# Stored rows

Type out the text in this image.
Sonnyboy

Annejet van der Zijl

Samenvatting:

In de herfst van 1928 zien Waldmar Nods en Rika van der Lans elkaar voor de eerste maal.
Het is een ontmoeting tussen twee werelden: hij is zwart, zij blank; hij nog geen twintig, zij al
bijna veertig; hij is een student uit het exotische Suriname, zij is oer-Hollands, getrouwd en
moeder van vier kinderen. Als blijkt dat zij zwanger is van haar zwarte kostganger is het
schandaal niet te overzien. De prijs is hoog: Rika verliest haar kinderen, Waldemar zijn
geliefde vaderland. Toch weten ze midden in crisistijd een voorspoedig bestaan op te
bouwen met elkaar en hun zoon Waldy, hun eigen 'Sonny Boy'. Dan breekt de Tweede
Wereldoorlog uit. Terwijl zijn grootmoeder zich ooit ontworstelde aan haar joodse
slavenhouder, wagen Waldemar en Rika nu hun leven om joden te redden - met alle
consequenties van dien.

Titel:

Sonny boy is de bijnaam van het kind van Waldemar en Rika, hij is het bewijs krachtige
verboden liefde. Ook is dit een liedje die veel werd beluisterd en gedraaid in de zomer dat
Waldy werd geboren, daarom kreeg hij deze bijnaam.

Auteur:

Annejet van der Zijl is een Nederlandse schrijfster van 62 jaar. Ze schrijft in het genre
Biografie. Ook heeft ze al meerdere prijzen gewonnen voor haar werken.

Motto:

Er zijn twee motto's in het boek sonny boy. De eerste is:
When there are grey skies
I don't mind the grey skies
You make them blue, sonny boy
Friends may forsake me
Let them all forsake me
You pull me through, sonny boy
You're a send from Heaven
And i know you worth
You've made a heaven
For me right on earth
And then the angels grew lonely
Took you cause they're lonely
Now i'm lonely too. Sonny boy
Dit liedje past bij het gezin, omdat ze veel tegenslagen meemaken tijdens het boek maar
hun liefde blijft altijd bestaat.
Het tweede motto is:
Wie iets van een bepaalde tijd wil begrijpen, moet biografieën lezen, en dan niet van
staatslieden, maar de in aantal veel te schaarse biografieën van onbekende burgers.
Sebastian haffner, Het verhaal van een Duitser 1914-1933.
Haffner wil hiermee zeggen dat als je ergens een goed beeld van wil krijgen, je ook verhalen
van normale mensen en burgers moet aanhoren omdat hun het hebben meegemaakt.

# What is being asked
Above are some records. Count the lines among them with the word "forsake", and answer with the number only.

# Full output
2